» Dataset extract:
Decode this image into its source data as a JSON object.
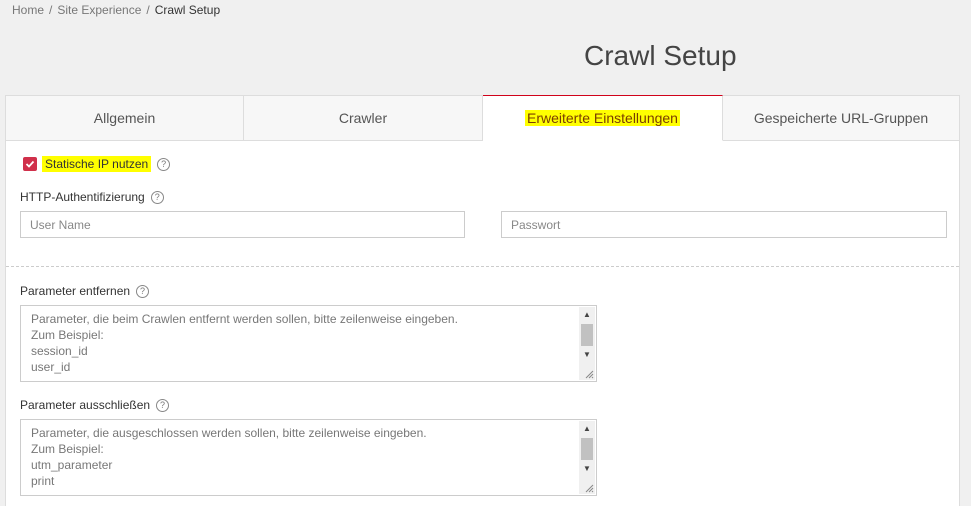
{
  "breadcrumb": {
    "home": "Home",
    "section": "Site Experience",
    "current": "Crawl Setup",
    "separator": "/"
  },
  "page": {
    "title": "Crawl Setup"
  },
  "tabs": [
    {
      "label": "Allgemein"
    },
    {
      "label": "Crawler"
    },
    {
      "label": "Erweiterte Einstellungen",
      "active": true
    },
    {
      "label": "Gespeicherte URL-Gruppen"
    }
  ],
  "static_ip": {
    "label": "Statische IP nutzen",
    "checked": true
  },
  "http_auth": {
    "label": "HTTP-Authentifizierung",
    "username_placeholder": "User Name",
    "password_placeholder": "Passwort"
  },
  "remove_params": {
    "label": "Parameter entfernen",
    "placeholder_lines": [
      "Parameter, die beim Crawlen entfernt werden sollen, bitte zeilenweise eingeben.",
      "Zum Beispiel:",
      "session_id",
      "user_id"
    ]
  },
  "exclude_params": {
    "label": "Parameter ausschließen",
    "placeholder_lines": [
      "Parameter, die ausgeschlossen werden sollen, bitte zeilenweise eingeben.",
      "Zum Beispiel:",
      "utm_parameter",
      "print"
    ]
  },
  "help_symbol": "?",
  "colors": {
    "accent": "#d0021b",
    "checkbox": "#d0304b",
    "highlight": "#ffff00"
  }
}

» Problem statement: Return the entries unchanged, save for the pictures, which do not belong in the copy.

» Complete answer:
Decode this image into its source data as a JSON object.
{
  "breadcrumb": {
    "home": "Home",
    "section": "Site Experience",
    "current": "Crawl Setup",
    "separator": "/"
  },
  "page": {
    "title": "Crawl Setup"
  },
  "tabs": [
    {
      "label": "Allgemein"
    },
    {
      "label": "Crawler"
    },
    {
      "label": "Erweiterte Einstellungen",
      "active": true
    },
    {
      "label": "Gespeicherte URL-Gruppen"
    }
  ],
  "static_ip": {
    "label": "Statische IP nutzen",
    "checked": true
  },
  "http_auth": {
    "label": "HTTP-Authentifizierung",
    "username_placeholder": "User Name",
    "password_placeholder": "Passwort"
  },
  "remove_params": {
    "label": "Parameter entfernen",
    "placeholder_lines": [
      "Parameter, die beim Crawlen entfernt werden sollen, bitte zeilenweise eingeben.",
      "Zum Beispiel:",
      "session_id",
      "user_id"
    ]
  },
  "exclude_params": {
    "label": "Parameter ausschließen",
    "placeholder_lines": [
      "Parameter, die ausgeschlossen werden sollen, bitte zeilenweise eingeben.",
      "Zum Beispiel:",
      "utm_parameter",
      "print"
    ]
  },
  "help_symbol": "?",
  "colors": {
    "accent": "#d0021b",
    "checkbox": "#d0304b",
    "highlight": "#ffff00"
  }
}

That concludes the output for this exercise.